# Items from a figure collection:

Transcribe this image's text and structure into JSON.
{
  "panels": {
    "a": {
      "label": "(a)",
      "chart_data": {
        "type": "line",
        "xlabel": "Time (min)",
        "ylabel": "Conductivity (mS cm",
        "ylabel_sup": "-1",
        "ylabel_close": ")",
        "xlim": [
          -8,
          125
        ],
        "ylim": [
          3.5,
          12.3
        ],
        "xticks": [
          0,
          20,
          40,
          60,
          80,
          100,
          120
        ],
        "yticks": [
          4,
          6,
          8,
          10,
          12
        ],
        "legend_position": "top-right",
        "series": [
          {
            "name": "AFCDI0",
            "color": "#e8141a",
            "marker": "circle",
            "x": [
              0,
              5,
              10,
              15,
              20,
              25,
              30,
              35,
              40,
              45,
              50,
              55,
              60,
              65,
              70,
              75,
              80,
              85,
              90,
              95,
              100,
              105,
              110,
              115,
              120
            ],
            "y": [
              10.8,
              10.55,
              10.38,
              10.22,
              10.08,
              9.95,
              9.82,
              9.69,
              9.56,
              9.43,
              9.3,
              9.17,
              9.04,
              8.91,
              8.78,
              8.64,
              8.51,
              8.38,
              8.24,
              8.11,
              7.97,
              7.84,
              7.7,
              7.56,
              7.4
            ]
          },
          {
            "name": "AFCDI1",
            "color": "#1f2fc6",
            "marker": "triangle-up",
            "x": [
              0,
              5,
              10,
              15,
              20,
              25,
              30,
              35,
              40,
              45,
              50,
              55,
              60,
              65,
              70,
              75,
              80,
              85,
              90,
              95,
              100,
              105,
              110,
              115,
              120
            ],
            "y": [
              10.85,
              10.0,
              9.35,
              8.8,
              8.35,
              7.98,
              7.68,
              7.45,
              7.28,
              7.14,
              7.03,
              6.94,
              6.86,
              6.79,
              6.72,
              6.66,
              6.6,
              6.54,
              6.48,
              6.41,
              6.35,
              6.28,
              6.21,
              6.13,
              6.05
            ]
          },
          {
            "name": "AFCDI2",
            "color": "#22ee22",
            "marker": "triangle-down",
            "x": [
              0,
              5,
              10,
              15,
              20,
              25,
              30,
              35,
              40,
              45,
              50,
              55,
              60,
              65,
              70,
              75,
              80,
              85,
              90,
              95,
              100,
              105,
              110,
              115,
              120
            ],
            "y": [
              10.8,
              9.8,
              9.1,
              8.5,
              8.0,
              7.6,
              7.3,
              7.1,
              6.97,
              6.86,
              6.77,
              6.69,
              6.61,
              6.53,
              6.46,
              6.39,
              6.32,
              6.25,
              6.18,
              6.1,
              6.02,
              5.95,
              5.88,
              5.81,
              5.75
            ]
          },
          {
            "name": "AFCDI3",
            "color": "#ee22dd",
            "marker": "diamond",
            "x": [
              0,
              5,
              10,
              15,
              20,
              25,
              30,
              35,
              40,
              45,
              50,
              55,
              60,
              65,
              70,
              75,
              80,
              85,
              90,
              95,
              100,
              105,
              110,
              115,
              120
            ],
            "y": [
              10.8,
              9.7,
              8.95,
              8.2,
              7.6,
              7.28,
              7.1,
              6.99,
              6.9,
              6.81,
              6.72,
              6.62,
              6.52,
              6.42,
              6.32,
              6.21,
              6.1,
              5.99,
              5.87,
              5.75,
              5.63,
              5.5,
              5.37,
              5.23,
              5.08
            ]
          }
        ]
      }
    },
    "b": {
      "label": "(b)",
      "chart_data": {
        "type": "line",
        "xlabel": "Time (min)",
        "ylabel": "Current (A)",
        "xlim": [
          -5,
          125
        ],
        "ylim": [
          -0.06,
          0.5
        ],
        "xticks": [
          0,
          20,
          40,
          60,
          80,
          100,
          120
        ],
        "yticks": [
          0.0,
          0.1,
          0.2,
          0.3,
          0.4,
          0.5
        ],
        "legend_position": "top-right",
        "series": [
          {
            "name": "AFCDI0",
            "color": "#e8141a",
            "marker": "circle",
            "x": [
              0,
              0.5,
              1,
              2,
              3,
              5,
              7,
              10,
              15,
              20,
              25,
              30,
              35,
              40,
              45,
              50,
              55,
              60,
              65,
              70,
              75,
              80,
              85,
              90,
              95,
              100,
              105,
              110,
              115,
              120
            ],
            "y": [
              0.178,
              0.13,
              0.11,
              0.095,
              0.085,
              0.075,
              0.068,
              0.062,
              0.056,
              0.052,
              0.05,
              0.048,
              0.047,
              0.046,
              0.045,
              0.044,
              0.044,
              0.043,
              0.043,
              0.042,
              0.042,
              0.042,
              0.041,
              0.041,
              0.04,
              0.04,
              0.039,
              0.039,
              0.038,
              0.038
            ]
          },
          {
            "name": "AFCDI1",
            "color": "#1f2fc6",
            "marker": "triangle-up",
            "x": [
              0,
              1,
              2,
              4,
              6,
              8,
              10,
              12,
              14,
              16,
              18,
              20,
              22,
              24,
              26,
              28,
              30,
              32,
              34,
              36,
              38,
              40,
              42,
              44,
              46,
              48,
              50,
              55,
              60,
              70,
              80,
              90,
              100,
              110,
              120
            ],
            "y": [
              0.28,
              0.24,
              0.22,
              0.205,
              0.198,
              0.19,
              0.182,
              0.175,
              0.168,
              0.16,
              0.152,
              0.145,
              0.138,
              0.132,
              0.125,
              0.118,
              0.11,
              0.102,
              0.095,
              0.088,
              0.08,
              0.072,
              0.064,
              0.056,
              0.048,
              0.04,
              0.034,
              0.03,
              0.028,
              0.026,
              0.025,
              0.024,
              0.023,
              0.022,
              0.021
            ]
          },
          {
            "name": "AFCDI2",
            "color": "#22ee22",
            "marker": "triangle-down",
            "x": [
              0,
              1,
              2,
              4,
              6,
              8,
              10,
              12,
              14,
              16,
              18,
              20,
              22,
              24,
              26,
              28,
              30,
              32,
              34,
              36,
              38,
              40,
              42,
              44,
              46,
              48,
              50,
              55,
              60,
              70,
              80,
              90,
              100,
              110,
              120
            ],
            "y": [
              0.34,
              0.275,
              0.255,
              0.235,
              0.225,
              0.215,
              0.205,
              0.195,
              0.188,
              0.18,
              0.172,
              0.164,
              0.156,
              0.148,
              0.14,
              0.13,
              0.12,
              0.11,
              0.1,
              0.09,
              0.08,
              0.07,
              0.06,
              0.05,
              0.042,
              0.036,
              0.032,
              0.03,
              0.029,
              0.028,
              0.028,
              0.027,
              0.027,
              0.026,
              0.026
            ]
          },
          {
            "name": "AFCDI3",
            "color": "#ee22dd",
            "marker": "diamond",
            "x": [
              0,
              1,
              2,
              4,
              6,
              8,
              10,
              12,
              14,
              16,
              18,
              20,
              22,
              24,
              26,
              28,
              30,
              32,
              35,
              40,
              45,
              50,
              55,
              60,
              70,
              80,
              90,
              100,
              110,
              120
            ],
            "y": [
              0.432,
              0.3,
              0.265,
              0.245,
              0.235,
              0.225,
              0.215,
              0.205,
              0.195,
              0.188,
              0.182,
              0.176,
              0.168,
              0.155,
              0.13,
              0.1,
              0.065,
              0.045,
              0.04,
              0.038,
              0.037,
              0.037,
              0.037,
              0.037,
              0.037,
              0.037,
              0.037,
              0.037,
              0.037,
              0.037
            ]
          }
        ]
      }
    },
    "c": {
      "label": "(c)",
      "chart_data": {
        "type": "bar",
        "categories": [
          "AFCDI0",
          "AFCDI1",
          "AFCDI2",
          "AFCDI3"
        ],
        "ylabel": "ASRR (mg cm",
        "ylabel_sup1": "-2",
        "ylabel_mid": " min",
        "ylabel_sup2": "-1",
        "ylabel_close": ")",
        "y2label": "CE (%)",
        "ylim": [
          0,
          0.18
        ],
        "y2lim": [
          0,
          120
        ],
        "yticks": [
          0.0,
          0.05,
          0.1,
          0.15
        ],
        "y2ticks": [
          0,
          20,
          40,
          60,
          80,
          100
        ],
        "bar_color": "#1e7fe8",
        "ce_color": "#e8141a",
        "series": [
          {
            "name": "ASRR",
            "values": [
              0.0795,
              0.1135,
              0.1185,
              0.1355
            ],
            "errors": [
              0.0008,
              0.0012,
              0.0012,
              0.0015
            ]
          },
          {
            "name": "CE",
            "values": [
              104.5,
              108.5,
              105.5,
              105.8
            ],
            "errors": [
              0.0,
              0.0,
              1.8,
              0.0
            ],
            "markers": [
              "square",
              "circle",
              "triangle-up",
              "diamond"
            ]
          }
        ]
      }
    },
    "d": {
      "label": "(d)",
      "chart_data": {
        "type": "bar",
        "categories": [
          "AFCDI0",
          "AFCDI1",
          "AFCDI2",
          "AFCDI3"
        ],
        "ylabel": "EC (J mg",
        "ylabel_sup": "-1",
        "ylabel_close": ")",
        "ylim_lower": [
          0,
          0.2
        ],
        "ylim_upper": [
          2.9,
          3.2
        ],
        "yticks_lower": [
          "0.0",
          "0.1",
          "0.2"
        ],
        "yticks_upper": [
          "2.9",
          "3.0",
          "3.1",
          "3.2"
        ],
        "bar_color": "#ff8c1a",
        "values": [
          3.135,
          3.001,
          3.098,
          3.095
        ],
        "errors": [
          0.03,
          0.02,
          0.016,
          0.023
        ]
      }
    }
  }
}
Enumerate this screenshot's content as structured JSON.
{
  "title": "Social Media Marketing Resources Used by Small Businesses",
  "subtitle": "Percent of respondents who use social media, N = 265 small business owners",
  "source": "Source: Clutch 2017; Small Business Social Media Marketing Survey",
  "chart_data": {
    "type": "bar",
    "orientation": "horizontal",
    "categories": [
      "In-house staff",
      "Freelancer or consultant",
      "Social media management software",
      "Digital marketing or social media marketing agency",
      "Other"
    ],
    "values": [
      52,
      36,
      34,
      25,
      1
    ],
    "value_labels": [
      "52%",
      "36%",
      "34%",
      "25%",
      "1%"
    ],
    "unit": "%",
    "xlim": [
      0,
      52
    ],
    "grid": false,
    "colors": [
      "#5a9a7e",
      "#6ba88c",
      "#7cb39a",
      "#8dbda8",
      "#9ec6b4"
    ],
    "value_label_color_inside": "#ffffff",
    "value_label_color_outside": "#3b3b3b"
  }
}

# The exercise:
Read the lines above. Gather those in which the string "this" is found.

# Exercise result:
Transcribe this image's text and structure into JSON.
Enumerate this screenshot's content as structured JSON.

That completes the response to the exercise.